- [TASK BRIEF]
The records that follow are to be repeated exactly, with the pictures removed.

Some records

☆ ☆ ☆ ☆ ☆ ☆ ☆

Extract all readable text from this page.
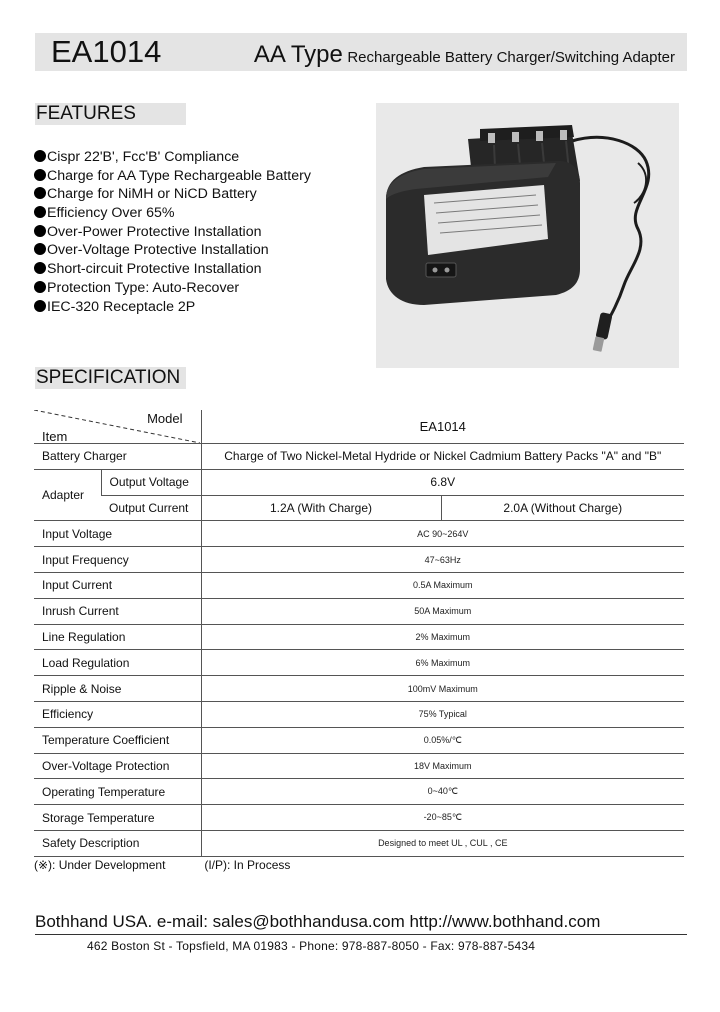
EA1014	AA Type Rechargeable Battery Charger/Switching Adapter
FEATURES
Cispr 22'B', Fcc'B' Compliance
Charge for AA Type Rechargeable Battery
Charge for NiMH or NiCD Battery
Efficiency Over 65%
Over-Power Protective Installation
Over-Voltage Protective Installation
Short-circuit Protective Installation
Protection Type: Auto-Recover
IEC-320 Receptacle 2P
SPECIFICATION
Model
Item		EA1014	
Battery Charger		Charge of Two Nickel-Metal Hydride or Nickel Cadmium Battery Packs "A" and "B"	
Adapter	Output Voltage	6.8V	
	Output Current	1.2A (With Charge)	2.0A (Without Charge)
Input Voltage		AC 90~264V	
Input Frequency		47~63Hz	
Input Current		0.5A Maximum	
Inrush Current		50A Maximum	
Line Regulation		2% Maximum	
Load Regulation		6% Maximum	
Ripple & Noise		100mV Maximum	
Efficiency		75% Typical	
Temperature Coefficient		0.05%/℃	
Over-Voltage Protection		18V Maximum	
Operating Temperature		0~40℃	
Storage Temperature		-20~85℃	
Safety Description		Designed to meet UL , CUL , CE	
(※): Under Development	(I/P): In Process
Bothhand USA. e-mail: sales@bothhandusa.com http://www.bothhand.com
462 Boston St - Topsfield, MA 01983 - Phone: 978-887-8050 - Fax: 978-887-5434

☆ ☆ ☆ ☆ ☆ ☆ ☆

- [ANSWER TO THIS PROBLEM]
Extract all readable text from this page.
EA1014	AA Type Rechargeable Battery Charger/Switching Adapter
FEATURES
Cispr 22'B', Fcc'B' Compliance
Charge for AA Type Rechargeable Battery
Charge for NiMH or NiCD Battery
Efficiency Over 65%
Over-Power Protective Installation
Over-Voltage Protective Installation
Short-circuit Protective Installation
Protection Type: Auto-Recover
IEC-320 Receptacle 2P
SPECIFICATION
Model
Item		EA1014	
Battery Charger		Charge of Two Nickel-Metal Hydride or Nickel Cadmium Battery Packs "A" and "B"	
Adapter	Output Voltage	6.8V	
	Output Current	1.2A (With Charge)	2.0A (Without Charge)
Input Voltage		AC 90~264V	
Input Frequency		47~63Hz	
Input Current		0.5A Maximum	
Inrush Current		50A Maximum	
Line Regulation		2% Maximum	
Load Regulation		6% Maximum	
Ripple & Noise		100mV Maximum	
Efficiency		75% Typical	
Temperature Coefficient		0.05%/℃	
Over-Voltage Protection		18V Maximum	
Operating Temperature		0~40℃	
Storage Temperature		-20~85℃	
Safety Description		Designed to meet UL , CUL , CE	
(※): Under Development	(I/P): In Process
Bothhand USA. e-mail: sales@bothhandusa.com http://www.bothhand.com
462 Boston St - Topsfield, MA 01983 - Phone: 978-887-8050 - Fax: 978-887-5434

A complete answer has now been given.